-- INFORMATION SUPPLIED start --

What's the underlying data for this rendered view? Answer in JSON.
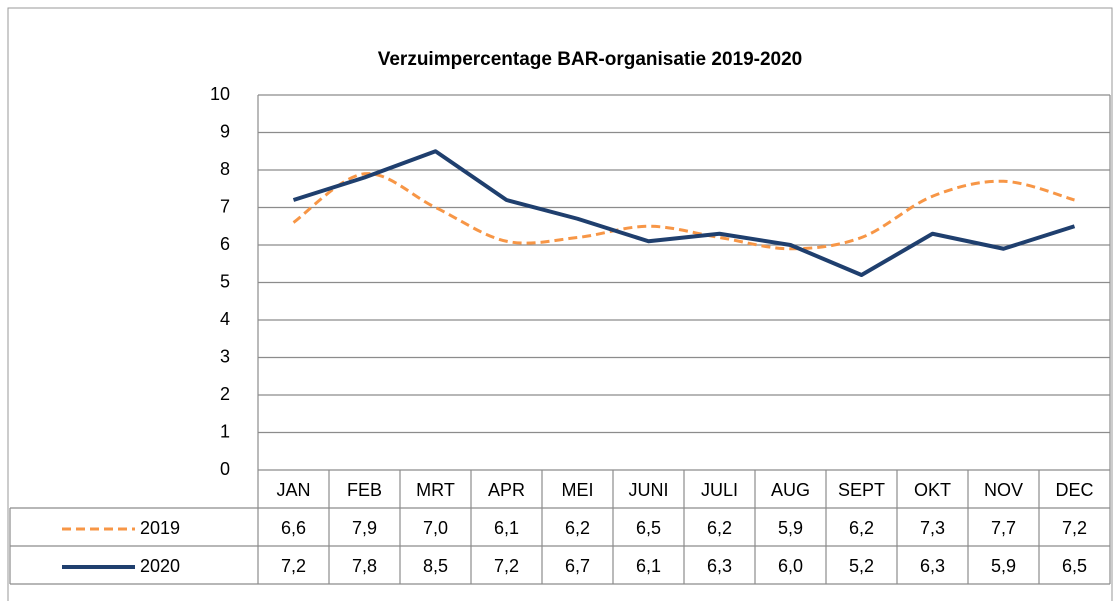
{
  "chart_data": {
    "type": "line",
    "title": "Verzuimpercentage BAR-organisatie 2019-2020",
    "categories": [
      "JAN",
      "FEB",
      "MRT",
      "APR",
      "MEI",
      "JUNI",
      "JULI",
      "AUG",
      "SEPT",
      "OKT",
      "NOV",
      "DEC"
    ],
    "series": [
      {
        "name": "2019",
        "color": "#f79646",
        "dashed": true,
        "smooth": true,
        "values": [
          6.6,
          7.9,
          7.0,
          6.1,
          6.2,
          6.5,
          6.2,
          5.9,
          6.2,
          7.3,
          7.7,
          7.2
        ],
        "value_labels": [
          "6,6",
          "7,9",
          "7,0",
          "6,1",
          "6,2",
          "6,5",
          "6,2",
          "5,9",
          "6,2",
          "7,3",
          "7,7",
          "7,2"
        ]
      },
      {
        "name": "2020",
        "color": "#1f3f6e",
        "dashed": false,
        "smooth": false,
        "values": [
          7.2,
          7.8,
          8.5,
          7.2,
          6.7,
          6.1,
          6.3,
          6.0,
          5.2,
          6.3,
          5.9,
          6.5
        ],
        "value_labels": [
          "7,2",
          "7,8",
          "8,5",
          "7,2",
          "6,7",
          "6,1",
          "6,3",
          "6,0",
          "5,2",
          "6,3",
          "5,9",
          "6,5"
        ]
      }
    ],
    "ylim": [
      0,
      10
    ],
    "yticks": [
      0,
      1,
      2,
      3,
      4,
      5,
      6,
      7,
      8,
      9,
      10
    ],
    "grid": true,
    "data_table": true
  }
}
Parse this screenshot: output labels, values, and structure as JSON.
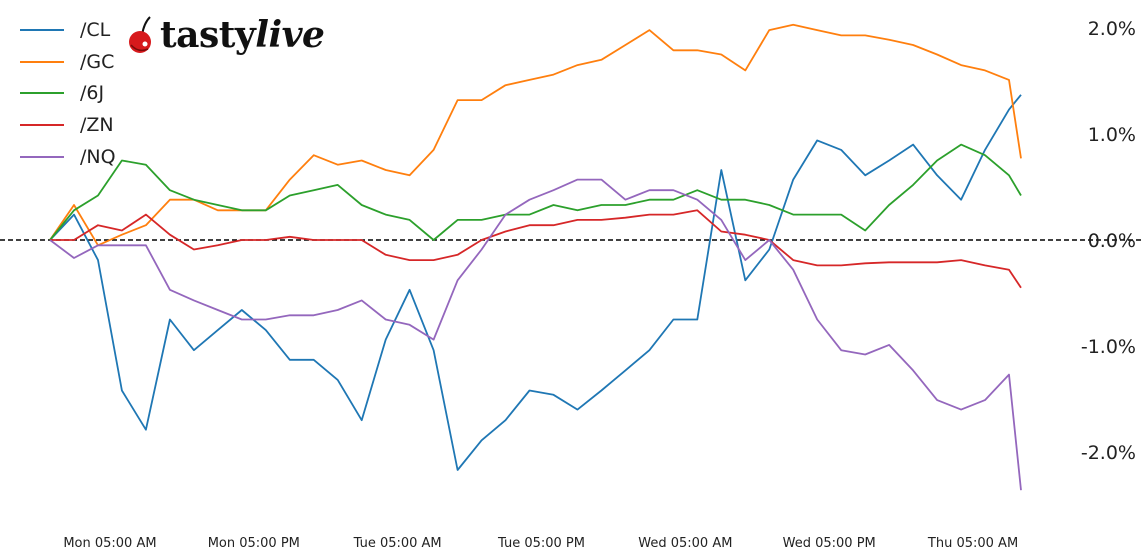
{
  "logo": {
    "text_main": "tasty",
    "text_italic": "live",
    "icon": "cherry-icon"
  },
  "chart_data": {
    "type": "line",
    "title": "",
    "xlabel": "",
    "ylabel": "",
    "x": [
      "Mon 00:00",
      "Mon 02:00",
      "Mon 04:00",
      "Mon 06:00",
      "Mon 08:00",
      "Mon 10:00",
      "Mon 12:00",
      "Mon 14:00",
      "Mon 16:00",
      "Mon 18:00",
      "Mon 20:00",
      "Mon 22:00",
      "Tue 00:00",
      "Tue 02:00",
      "Tue 04:00",
      "Tue 06:00",
      "Tue 08:00",
      "Tue 10:00",
      "Tue 12:00",
      "Tue 14:00",
      "Tue 16:00",
      "Tue 18:00",
      "Tue 20:00",
      "Tue 22:00",
      "Wed 00:00",
      "Wed 02:00",
      "Wed 04:00",
      "Wed 06:00",
      "Wed 08:00",
      "Wed 10:00",
      "Wed 12:00",
      "Wed 14:00",
      "Wed 16:00",
      "Wed 18:00",
      "Wed 20:00",
      "Wed 22:00",
      "Thu 00:00",
      "Thu 02:00",
      "Thu 04:00",
      "Thu 06:00",
      "Thu 08:00",
      "Thu 09:00"
    ],
    "x_range": [
      "Mon 00:00",
      "Thu 09:00"
    ],
    "x_ticks": [
      "Mon 05:00",
      "Mon 17:00",
      "Tue 05:00",
      "Tue 17:00",
      "Wed 05:00",
      "Wed 17:00",
      "Thu 05:00"
    ],
    "x_tick_labels": [
      "Mon 05:00 AM",
      "Mon 05:00 PM",
      "Tue 05:00 AM",
      "Tue 05:00 PM",
      "Wed 05:00 AM",
      "Wed 05:00 PM",
      "Thu 05:00 AM"
    ],
    "y_unit": "%",
    "y_ticks": [
      2.0,
      1.0,
      0.0,
      -1.0,
      -2.0
    ],
    "y_tick_labels": [
      "2.0%",
      "1.0%",
      "0.0%",
      "-1.0%",
      "-2.0%"
    ],
    "y_axis_side": "right",
    "ylim": [
      -2.6,
      2.25
    ],
    "reference_line": {
      "y": 0,
      "style": "dashed",
      "color": "#000000"
    },
    "grid": false,
    "legend_position": "top-left",
    "series": [
      {
        "name": "/CL",
        "color": "#1f77b4",
        "values": [
          0,
          0.24,
          -0.19,
          -1.42,
          -1.79,
          -0.75,
          -1.04,
          -0.85,
          -0.66,
          -0.85,
          -1.13,
          -1.13,
          -1.32,
          -1.7,
          -0.94,
          -0.47,
          -1.04,
          -2.17,
          -1.89,
          -1.7,
          -1.42,
          -1.46,
          -1.6,
          -1.42,
          -1.23,
          -1.04,
          -0.75,
          -0.75,
          0.66,
          -0.38,
          -0.09,
          0.57,
          0.94,
          0.85,
          0.61,
          0.75,
          0.9,
          0.61,
          0.38,
          0.85,
          1.23,
          1.37
        ]
      },
      {
        "name": "/GC",
        "color": "#ff7f0e",
        "values": [
          0,
          0.33,
          -0.05,
          0.05,
          0.14,
          0.38,
          0.38,
          0.28,
          0.28,
          0.28,
          0.57,
          0.8,
          0.71,
          0.75,
          0.66,
          0.61,
          0.85,
          1.32,
          1.32,
          1.46,
          1.51,
          1.56,
          1.65,
          1.7,
          1.84,
          1.98,
          1.79,
          1.79,
          1.75,
          1.6,
          1.98,
          2.03,
          1.98,
          1.93,
          1.93,
          1.89,
          1.84,
          1.75,
          1.65,
          1.6,
          1.51,
          0.77
        ]
      },
      {
        "name": "/6J",
        "color": "#2ca02c",
        "values": [
          0,
          0.28,
          0.42,
          0.75,
          0.71,
          0.47,
          0.38,
          0.33,
          0.28,
          0.28,
          0.42,
          0.47,
          0.52,
          0.33,
          0.24,
          0.19,
          0,
          0.19,
          0.19,
          0.24,
          0.24,
          0.33,
          0.28,
          0.33,
          0.33,
          0.38,
          0.38,
          0.47,
          0.38,
          0.38,
          0.33,
          0.24,
          0.24,
          0.24,
          0.09,
          0.33,
          0.52,
          0.75,
          0.9,
          0.8,
          0.61,
          0.42
        ]
      },
      {
        "name": "/ZN",
        "color": "#d62728",
        "values": [
          0,
          0,
          0.14,
          0.09,
          0.24,
          0.05,
          -0.09,
          -0.05,
          0,
          0,
          0.03,
          0,
          0,
          0,
          -0.14,
          -0.19,
          -0.19,
          -0.14,
          0,
          0.08,
          0.14,
          0.14,
          0.19,
          0.19,
          0.21,
          0.24,
          0.24,
          0.28,
          0.08,
          0.05,
          0,
          -0.19,
          -0.24,
          -0.24,
          -0.22,
          -0.21,
          -0.21,
          -0.21,
          -0.19,
          -0.24,
          -0.28,
          -0.45
        ]
      },
      {
        "name": "/NQ",
        "color": "#9467bd",
        "values": [
          0,
          -0.17,
          -0.05,
          -0.05,
          -0.05,
          -0.47,
          -0.57,
          -0.66,
          -0.75,
          -0.75,
          -0.71,
          -0.71,
          -0.66,
          -0.57,
          -0.75,
          -0.8,
          -0.94,
          -0.38,
          -0.09,
          0.24,
          0.38,
          0.47,
          0.57,
          0.57,
          0.38,
          0.47,
          0.47,
          0.38,
          0.19,
          -0.19,
          0,
          -0.28,
          -0.75,
          -1.04,
          -1.08,
          -0.99,
          -1.23,
          -1.51,
          -1.6,
          -1.51,
          -1.27,
          -2.36
        ]
      }
    ]
  }
}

-- INFORMATION SUPPLIED end --

- [CHALLENGE]: Output the records above exactly as they are, leaving out the pictures.

- [EXERCISE RESULT]:
What's the underlying data for this rendered view? Answer in JSON.
{
  "chart_data": {
    "type": "line",
    "title": "Verzuimpercentage BAR-organisatie 2019-2020",
    "categories": [
      "JAN",
      "FEB",
      "MRT",
      "APR",
      "MEI",
      "JUNI",
      "JULI",
      "AUG",
      "SEPT",
      "OKT",
      "NOV",
      "DEC"
    ],
    "series": [
      {
        "name": "2019",
        "color": "#f79646",
        "dashed": true,
        "smooth": true,
        "values": [
          6.6,
          7.9,
          7.0,
          6.1,
          6.2,
          6.5,
          6.2,
          5.9,
          6.2,
          7.3,
          7.7,
          7.2
        ],
        "value_labels": [
          "6,6",
          "7,9",
          "7,0",
          "6,1",
          "6,2",
          "6,5",
          "6,2",
          "5,9",
          "6,2",
          "7,3",
          "7,7",
          "7,2"
        ]
      },
      {
        "name": "2020",
        "color": "#1f3f6e",
        "dashed": false,
        "smooth": false,
        "values": [
          7.2,
          7.8,
          8.5,
          7.2,
          6.7,
          6.1,
          6.3,
          6.0,
          5.2,
          6.3,
          5.9,
          6.5
        ],
        "value_labels": [
          "7,2",
          "7,8",
          "8,5",
          "7,2",
          "6,7",
          "6,1",
          "6,3",
          "6,0",
          "5,2",
          "6,3",
          "5,9",
          "6,5"
        ]
      }
    ],
    "ylim": [
      0,
      10
    ],
    "yticks": [
      0,
      1,
      2,
      3,
      4,
      5,
      6,
      7,
      8,
      9,
      10
    ],
    "grid": true,
    "data_table": true
  }
}
Parse this screenshot: output labels, values, and structure as JSON.
{
  "logo": {
    "text_main": "tasty",
    "text_italic": "live",
    "icon": "cherry-icon"
  },
  "chart_data": {
    "type": "line",
    "title": "",
    "xlabel": "",
    "ylabel": "",
    "x": [
      "Mon 00:00",
      "Mon 02:00",
      "Mon 04:00",
      "Mon 06:00",
      "Mon 08:00",
      "Mon 10:00",
      "Mon 12:00",
      "Mon 14:00",
      "Mon 16:00",
      "Mon 18:00",
      "Mon 20:00",
      "Mon 22:00",
      "Tue 00:00",
      "Tue 02:00",
      "Tue 04:00",
      "Tue 06:00",
      "Tue 08:00",
      "Tue 10:00",
      "Tue 12:00",
      "Tue 14:00",
      "Tue 16:00",
      "Tue 18:00",
      "Tue 20:00",
      "Tue 22:00",
      "Wed 00:00",
      "Wed 02:00",
      "Wed 04:00",
      "Wed 06:00",
      "Wed 08:00",
      "Wed 10:00",
      "Wed 12:00",
      "Wed 14:00",
      "Wed 16:00",
      "Wed 18:00",
      "Wed 20:00",
      "Wed 22:00",
      "Thu 00:00",
      "Thu 02:00",
      "Thu 04:00",
      "Thu 06:00",
      "Thu 08:00",
      "Thu 09:00"
    ],
    "x_range": [
      "Mon 00:00",
      "Thu 09:00"
    ],
    "x_ticks": [
      "Mon 05:00",
      "Mon 17:00",
      "Tue 05:00",
      "Tue 17:00",
      "Wed 05:00",
      "Wed 17:00",
      "Thu 05:00"
    ],
    "x_tick_labels": [
      "Mon 05:00 AM",
      "Mon 05:00 PM",
      "Tue 05:00 AM",
      "Tue 05:00 PM",
      "Wed 05:00 AM",
      "Wed 05:00 PM",
      "Thu 05:00 AM"
    ],
    "y_unit": "%",
    "y_ticks": [
      2.0,
      1.0,
      0.0,
      -1.0,
      -2.0
    ],
    "y_tick_labels": [
      "2.0%",
      "1.0%",
      "0.0%",
      "-1.0%",
      "-2.0%"
    ],
    "y_axis_side": "right",
    "ylim": [
      -2.6,
      2.25
    ],
    "reference_line": {
      "y": 0,
      "style": "dashed",
      "color": "#000000"
    },
    "grid": false,
    "legend_position": "top-left",
    "series": [
      {
        "name": "/CL",
        "color": "#1f77b4",
        "values": [
          0,
          0.24,
          -0.19,
          -1.42,
          -1.79,
          -0.75,
          -1.04,
          -0.85,
          -0.66,
          -0.85,
          -1.13,
          -1.13,
          -1.32,
          -1.7,
          -0.94,
          -0.47,
          -1.04,
          -2.17,
          -1.89,
          -1.7,
          -1.42,
          -1.46,
          -1.6,
          -1.42,
          -1.23,
          -1.04,
          -0.75,
          -0.75,
          0.66,
          -0.38,
          -0.09,
          0.57,
          0.94,
          0.85,
          0.61,
          0.75,
          0.9,
          0.61,
          0.38,
          0.85,
          1.23,
          1.37
        ]
      },
      {
        "name": "/GC",
        "color": "#ff7f0e",
        "values": [
          0,
          0.33,
          -0.05,
          0.05,
          0.14,
          0.38,
          0.38,
          0.28,
          0.28,
          0.28,
          0.57,
          0.8,
          0.71,
          0.75,
          0.66,
          0.61,
          0.85,
          1.32,
          1.32,
          1.46,
          1.51,
          1.56,
          1.65,
          1.7,
          1.84,
          1.98,
          1.79,
          1.79,
          1.75,
          1.6,
          1.98,
          2.03,
          1.98,
          1.93,
          1.93,
          1.89,
          1.84,
          1.75,
          1.65,
          1.6,
          1.51,
          0.77
        ]
      },
      {
        "name": "/6J",
        "color": "#2ca02c",
        "values": [
          0,
          0.28,
          0.42,
          0.75,
          0.71,
          0.47,
          0.38,
          0.33,
          0.28,
          0.28,
          0.42,
          0.47,
          0.52,
          0.33,
          0.24,
          0.19,
          0,
          0.19,
          0.19,
          0.24,
          0.24,
          0.33,
          0.28,
          0.33,
          0.33,
          0.38,
          0.38,
          0.47,
          0.38,
          0.38,
          0.33,
          0.24,
          0.24,
          0.24,
          0.09,
          0.33,
          0.52,
          0.75,
          0.9,
          0.8,
          0.61,
          0.42
        ]
      },
      {
        "name": "/ZN",
        "color": "#d62728",
        "values": [
          0,
          0,
          0.14,
          0.09,
          0.24,
          0.05,
          -0.09,
          -0.05,
          0,
          0,
          0.03,
          0,
          0,
          0,
          -0.14,
          -0.19,
          -0.19,
          -0.14,
          0,
          0.08,
          0.14,
          0.14,
          0.19,
          0.19,
          0.21,
          0.24,
          0.24,
          0.28,
          0.08,
          0.05,
          0,
          -0.19,
          -0.24,
          -0.24,
          -0.22,
          -0.21,
          -0.21,
          -0.21,
          -0.19,
          -0.24,
          -0.28,
          -0.45
        ]
      },
      {
        "name": "/NQ",
        "color": "#9467bd",
        "values": [
          0,
          -0.17,
          -0.05,
          -0.05,
          -0.05,
          -0.47,
          -0.57,
          -0.66,
          -0.75,
          -0.75,
          -0.71,
          -0.71,
          -0.66,
          -0.57,
          -0.75,
          -0.8,
          -0.94,
          -0.38,
          -0.09,
          0.24,
          0.38,
          0.47,
          0.57,
          0.57,
          0.38,
          0.47,
          0.47,
          0.38,
          0.19,
          -0.19,
          0,
          -0.28,
          -0.75,
          -1.04,
          -1.08,
          -0.99,
          -1.23,
          -1.51,
          -1.6,
          -1.51,
          -1.27,
          -2.36
        ]
      }
    ]
  }
}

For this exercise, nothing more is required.